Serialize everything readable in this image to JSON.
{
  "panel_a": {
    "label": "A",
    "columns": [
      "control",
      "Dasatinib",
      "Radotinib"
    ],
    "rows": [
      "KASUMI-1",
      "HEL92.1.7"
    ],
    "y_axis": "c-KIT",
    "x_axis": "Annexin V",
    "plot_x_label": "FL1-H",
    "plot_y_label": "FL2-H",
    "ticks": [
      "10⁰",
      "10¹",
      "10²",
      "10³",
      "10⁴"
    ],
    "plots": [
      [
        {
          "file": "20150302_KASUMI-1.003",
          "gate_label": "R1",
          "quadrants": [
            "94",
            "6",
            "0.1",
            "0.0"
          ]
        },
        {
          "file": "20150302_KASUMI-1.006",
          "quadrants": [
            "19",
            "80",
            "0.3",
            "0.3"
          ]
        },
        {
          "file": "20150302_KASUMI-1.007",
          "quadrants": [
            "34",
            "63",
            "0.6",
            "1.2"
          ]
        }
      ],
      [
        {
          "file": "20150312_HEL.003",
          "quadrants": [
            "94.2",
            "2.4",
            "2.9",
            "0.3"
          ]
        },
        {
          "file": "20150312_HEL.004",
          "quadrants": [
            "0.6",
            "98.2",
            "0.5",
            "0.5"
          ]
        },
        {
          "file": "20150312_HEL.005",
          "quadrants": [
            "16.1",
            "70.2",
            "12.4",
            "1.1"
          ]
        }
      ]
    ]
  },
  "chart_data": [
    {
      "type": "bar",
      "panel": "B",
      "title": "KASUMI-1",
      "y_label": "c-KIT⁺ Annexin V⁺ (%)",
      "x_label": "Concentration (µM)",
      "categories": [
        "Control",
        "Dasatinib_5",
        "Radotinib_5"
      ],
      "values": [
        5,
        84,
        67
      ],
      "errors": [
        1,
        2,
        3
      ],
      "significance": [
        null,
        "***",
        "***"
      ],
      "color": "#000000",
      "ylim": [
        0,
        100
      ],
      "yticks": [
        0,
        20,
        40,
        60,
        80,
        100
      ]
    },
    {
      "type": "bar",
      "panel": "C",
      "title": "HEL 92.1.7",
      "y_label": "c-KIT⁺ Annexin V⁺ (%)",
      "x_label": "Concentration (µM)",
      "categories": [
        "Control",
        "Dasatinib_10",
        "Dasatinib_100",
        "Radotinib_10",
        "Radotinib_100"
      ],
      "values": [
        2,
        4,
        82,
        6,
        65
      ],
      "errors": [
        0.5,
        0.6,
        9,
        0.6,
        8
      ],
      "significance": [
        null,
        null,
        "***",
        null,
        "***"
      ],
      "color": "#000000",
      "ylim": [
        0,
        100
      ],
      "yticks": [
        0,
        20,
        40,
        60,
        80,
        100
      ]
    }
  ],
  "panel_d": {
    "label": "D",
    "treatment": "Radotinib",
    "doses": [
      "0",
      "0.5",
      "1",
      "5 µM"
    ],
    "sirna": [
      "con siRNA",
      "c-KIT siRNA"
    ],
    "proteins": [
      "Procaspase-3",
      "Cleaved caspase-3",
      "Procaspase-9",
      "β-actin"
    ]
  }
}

• _Brief_: All of the material above is to be repeated exactly.

• _Finished task_:
Serialize everything readable in this image to JSON.
{
  "panel_a": {
    "label": "A",
    "columns": [
      "control",
      "Dasatinib",
      "Radotinib"
    ],
    "rows": [
      "KASUMI-1",
      "HEL92.1.7"
    ],
    "y_axis": "c-KIT",
    "x_axis": "Annexin V",
    "plot_x_label": "FL1-H",
    "plot_y_label": "FL2-H",
    "ticks": [
      "10⁰",
      "10¹",
      "10²",
      "10³",
      "10⁴"
    ],
    "plots": [
      [
        {
          "file": "20150302_KASUMI-1.003",
          "gate_label": "R1",
          "quadrants": [
            "94",
            "6",
            "0.1",
            "0.0"
          ]
        },
        {
          "file": "20150302_KASUMI-1.006",
          "quadrants": [
            "19",
            "80",
            "0.3",
            "0.3"
          ]
        },
        {
          "file": "20150302_KASUMI-1.007",
          "quadrants": [
            "34",
            "63",
            "0.6",
            "1.2"
          ]
        }
      ],
      [
        {
          "file": "20150312_HEL.003",
          "quadrants": [
            "94.2",
            "2.4",
            "2.9",
            "0.3"
          ]
        },
        {
          "file": "20150312_HEL.004",
          "quadrants": [
            "0.6",
            "98.2",
            "0.5",
            "0.5"
          ]
        },
        {
          "file": "20150312_HEL.005",
          "quadrants": [
            "16.1",
            "70.2",
            "12.4",
            "1.1"
          ]
        }
      ]
    ]
  },
  "chart_data": [
    {
      "type": "bar",
      "panel": "B",
      "title": "KASUMI-1",
      "y_label": "c-KIT⁺ Annexin V⁺ (%)",
      "x_label": "Concentration (µM)",
      "categories": [
        "Control",
        "Dasatinib_5",
        "Radotinib_5"
      ],
      "values": [
        5,
        84,
        67
      ],
      "errors": [
        1,
        2,
        3
      ],
      "significance": [
        null,
        "***",
        "***"
      ],
      "color": "#000000",
      "ylim": [
        0,
        100
      ],
      "yticks": [
        0,
        20,
        40,
        60,
        80,
        100
      ]
    },
    {
      "type": "bar",
      "panel": "C",
      "title": "HEL 92.1.7",
      "y_label": "c-KIT⁺ Annexin V⁺ (%)",
      "x_label": "Concentration (µM)",
      "categories": [
        "Control",
        "Dasatinib_10",
        "Dasatinib_100",
        "Radotinib_10",
        "Radotinib_100"
      ],
      "values": [
        2,
        4,
        82,
        6,
        65
      ],
      "errors": [
        0.5,
        0.6,
        9,
        0.6,
        8
      ],
      "significance": [
        null,
        null,
        "***",
        null,
        "***"
      ],
      "color": "#000000",
      "ylim": [
        0,
        100
      ],
      "yticks": [
        0,
        20,
        40,
        60,
        80,
        100
      ]
    }
  ],
  "panel_d": {
    "label": "D",
    "treatment": "Radotinib",
    "doses": [
      "0",
      "0.5",
      "1",
      "5 µM"
    ],
    "sirna": [
      "con siRNA",
      "c-KIT siRNA"
    ],
    "proteins": [
      "Procaspase-3",
      "Cleaved caspase-3",
      "Procaspase-9",
      "β-actin"
    ]
  }
}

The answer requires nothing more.